**Working data**.
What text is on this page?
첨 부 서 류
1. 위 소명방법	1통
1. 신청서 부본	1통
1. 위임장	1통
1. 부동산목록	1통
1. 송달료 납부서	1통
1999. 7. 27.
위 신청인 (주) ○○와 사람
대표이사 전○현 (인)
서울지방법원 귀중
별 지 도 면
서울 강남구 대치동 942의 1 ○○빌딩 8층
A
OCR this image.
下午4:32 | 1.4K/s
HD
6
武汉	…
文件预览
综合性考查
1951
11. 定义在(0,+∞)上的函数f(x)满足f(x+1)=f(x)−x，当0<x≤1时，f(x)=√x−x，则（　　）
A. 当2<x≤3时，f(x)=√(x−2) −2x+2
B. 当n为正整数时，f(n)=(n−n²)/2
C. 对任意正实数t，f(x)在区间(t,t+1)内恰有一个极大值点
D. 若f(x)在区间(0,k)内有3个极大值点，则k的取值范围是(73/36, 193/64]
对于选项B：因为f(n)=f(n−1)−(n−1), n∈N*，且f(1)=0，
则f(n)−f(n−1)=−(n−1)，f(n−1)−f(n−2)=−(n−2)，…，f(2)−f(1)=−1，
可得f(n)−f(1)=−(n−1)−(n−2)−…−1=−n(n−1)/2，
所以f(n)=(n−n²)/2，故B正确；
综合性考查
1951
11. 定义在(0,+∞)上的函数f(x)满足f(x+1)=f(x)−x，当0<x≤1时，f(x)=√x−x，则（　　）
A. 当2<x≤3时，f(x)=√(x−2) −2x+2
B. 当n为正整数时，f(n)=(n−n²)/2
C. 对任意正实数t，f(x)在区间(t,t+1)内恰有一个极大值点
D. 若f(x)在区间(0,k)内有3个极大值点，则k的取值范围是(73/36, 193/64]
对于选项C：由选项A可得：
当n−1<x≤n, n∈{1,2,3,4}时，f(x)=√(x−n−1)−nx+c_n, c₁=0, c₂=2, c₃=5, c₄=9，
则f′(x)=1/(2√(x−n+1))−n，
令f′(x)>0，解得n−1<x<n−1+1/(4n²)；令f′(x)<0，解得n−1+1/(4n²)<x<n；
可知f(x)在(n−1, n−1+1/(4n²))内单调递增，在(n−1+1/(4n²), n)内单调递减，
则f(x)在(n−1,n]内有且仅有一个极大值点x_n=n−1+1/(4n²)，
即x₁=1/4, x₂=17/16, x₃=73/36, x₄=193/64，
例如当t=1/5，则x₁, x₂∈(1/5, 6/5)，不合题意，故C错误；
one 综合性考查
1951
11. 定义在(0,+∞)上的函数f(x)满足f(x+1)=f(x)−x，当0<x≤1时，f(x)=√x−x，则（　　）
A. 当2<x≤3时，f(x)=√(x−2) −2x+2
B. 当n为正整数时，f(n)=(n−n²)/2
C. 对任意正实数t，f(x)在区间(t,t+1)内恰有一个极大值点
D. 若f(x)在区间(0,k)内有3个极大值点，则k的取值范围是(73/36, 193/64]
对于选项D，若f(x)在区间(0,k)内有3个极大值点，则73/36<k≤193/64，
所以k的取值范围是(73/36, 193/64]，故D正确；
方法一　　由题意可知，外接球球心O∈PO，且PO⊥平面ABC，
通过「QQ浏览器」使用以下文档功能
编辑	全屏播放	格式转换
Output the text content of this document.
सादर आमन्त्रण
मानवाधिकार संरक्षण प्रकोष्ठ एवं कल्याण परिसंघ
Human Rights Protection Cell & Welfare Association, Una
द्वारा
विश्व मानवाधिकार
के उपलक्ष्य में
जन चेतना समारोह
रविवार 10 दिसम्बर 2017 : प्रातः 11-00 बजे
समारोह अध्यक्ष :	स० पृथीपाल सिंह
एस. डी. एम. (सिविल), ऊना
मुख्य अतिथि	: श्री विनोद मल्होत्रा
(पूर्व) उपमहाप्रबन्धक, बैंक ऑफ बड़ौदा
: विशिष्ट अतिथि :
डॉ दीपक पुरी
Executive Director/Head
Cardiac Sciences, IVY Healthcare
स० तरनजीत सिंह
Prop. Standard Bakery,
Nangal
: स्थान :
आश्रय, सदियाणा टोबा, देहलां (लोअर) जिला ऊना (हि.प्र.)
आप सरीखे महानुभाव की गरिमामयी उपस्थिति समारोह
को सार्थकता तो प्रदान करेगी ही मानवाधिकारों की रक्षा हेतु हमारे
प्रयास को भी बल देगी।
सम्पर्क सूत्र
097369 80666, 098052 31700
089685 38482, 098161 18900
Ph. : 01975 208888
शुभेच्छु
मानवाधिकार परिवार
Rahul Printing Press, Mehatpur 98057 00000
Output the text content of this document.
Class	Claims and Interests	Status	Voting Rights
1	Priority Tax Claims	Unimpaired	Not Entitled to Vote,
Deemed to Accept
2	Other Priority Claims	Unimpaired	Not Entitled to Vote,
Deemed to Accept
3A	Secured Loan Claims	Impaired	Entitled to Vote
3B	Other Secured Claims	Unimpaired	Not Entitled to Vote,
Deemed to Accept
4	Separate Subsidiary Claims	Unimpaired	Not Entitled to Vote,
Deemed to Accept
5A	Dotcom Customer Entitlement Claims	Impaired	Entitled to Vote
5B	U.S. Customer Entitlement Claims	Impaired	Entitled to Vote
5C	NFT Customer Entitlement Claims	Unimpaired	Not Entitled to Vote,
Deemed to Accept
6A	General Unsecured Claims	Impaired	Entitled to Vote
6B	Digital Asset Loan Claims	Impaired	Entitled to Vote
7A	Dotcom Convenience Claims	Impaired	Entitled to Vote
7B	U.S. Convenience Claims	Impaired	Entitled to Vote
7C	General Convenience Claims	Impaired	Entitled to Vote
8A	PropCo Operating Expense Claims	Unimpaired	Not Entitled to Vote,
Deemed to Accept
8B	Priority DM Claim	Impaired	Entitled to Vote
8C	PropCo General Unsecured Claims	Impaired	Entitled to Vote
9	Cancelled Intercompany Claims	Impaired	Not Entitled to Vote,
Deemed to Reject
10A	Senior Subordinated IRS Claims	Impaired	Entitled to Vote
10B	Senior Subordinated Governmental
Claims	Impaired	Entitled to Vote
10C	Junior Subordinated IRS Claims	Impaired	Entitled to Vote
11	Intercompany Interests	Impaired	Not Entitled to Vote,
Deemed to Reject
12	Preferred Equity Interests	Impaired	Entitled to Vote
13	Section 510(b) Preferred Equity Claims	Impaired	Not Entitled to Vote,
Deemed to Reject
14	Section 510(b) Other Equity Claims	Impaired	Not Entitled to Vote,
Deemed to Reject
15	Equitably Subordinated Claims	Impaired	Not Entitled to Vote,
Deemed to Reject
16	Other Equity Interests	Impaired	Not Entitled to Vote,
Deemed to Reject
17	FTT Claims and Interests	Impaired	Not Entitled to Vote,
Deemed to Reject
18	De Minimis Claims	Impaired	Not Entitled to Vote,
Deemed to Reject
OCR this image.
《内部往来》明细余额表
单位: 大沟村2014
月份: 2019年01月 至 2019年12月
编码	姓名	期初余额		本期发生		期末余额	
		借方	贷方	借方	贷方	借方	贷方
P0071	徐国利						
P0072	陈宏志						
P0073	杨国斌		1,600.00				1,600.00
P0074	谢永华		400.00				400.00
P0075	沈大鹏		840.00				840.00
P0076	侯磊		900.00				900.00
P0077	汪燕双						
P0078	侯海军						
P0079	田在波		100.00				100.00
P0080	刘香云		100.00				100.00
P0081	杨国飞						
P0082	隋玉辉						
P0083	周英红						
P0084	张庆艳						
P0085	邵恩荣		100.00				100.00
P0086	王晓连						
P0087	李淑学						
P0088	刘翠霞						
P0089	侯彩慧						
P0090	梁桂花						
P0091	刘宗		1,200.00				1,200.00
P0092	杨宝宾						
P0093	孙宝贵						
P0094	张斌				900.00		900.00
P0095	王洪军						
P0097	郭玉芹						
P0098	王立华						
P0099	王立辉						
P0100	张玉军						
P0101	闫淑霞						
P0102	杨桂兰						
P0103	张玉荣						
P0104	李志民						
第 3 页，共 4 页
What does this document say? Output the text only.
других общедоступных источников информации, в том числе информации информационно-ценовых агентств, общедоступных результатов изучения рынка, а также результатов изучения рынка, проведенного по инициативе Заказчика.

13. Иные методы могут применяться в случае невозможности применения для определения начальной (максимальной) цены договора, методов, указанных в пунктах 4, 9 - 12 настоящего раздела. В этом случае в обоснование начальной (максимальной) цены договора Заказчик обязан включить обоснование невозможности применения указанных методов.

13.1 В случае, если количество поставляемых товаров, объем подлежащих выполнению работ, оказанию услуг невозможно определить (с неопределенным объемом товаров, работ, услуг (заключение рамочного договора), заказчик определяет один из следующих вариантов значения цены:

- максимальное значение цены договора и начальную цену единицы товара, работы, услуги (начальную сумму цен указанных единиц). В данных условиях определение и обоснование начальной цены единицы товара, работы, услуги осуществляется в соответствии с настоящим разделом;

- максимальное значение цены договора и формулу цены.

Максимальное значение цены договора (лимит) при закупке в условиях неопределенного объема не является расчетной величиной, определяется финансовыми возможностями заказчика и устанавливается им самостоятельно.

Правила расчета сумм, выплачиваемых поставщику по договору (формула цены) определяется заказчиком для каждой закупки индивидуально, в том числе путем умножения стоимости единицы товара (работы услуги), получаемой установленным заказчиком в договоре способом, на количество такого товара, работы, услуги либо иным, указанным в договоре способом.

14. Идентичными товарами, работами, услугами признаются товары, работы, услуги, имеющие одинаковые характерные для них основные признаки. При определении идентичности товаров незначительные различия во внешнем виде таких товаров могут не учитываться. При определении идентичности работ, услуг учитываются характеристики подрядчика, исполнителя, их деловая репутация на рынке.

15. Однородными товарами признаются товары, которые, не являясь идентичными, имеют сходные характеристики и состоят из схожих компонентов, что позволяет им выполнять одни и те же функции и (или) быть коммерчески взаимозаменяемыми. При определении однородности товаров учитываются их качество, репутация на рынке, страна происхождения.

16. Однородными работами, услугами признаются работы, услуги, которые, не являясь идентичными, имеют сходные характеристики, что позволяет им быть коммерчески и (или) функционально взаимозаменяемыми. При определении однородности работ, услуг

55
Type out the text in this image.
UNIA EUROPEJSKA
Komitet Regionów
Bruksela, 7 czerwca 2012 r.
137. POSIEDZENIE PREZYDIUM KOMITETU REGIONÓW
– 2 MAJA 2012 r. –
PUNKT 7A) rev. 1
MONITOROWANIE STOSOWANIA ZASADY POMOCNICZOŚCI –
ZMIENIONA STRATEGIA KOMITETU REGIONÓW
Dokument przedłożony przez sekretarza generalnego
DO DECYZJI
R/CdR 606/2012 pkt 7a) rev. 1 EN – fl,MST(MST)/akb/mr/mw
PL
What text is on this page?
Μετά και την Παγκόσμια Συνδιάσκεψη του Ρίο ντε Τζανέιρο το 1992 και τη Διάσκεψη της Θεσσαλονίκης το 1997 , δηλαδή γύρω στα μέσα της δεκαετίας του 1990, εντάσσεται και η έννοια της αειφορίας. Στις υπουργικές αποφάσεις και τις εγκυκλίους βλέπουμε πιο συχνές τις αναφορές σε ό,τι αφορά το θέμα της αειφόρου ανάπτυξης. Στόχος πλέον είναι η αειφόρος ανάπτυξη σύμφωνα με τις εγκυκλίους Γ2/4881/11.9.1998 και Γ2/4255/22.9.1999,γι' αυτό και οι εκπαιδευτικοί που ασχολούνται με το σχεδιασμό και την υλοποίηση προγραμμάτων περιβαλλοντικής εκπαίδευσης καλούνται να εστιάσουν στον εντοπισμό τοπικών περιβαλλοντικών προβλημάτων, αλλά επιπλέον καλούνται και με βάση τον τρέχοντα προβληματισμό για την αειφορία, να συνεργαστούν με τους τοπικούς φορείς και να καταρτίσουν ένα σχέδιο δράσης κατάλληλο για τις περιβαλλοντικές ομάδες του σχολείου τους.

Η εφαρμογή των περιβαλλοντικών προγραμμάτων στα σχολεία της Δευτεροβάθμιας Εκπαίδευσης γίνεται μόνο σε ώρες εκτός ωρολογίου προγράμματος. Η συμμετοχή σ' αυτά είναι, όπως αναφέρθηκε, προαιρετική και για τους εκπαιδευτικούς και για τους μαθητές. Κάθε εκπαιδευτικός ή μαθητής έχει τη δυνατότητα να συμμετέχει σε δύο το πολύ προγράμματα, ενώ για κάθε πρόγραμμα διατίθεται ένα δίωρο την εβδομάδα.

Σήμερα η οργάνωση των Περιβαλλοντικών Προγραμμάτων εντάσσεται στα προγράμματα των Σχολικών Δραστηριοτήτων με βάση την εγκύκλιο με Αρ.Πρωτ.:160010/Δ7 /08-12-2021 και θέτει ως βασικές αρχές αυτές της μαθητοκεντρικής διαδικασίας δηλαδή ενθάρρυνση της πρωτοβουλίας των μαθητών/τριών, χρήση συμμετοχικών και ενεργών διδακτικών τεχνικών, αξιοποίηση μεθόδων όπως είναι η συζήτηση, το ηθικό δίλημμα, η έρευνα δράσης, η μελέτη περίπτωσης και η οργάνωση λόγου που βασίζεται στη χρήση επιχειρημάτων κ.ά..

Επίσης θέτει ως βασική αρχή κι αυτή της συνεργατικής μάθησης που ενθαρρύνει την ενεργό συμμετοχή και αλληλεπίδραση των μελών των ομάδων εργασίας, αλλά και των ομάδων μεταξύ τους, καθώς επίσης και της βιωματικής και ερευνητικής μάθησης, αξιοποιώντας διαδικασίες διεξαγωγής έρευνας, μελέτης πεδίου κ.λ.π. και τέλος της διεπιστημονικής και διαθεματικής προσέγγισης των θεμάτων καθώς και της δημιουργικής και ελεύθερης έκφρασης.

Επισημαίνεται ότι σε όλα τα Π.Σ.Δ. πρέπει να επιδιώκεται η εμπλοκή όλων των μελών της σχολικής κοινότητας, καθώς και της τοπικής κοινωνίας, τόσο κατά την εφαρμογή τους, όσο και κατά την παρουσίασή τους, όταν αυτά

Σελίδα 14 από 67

**Goal of the exercise**.
Of all the lines above, how many contain the word "случае"? Give the number and nothing else.

**Complete response**.
2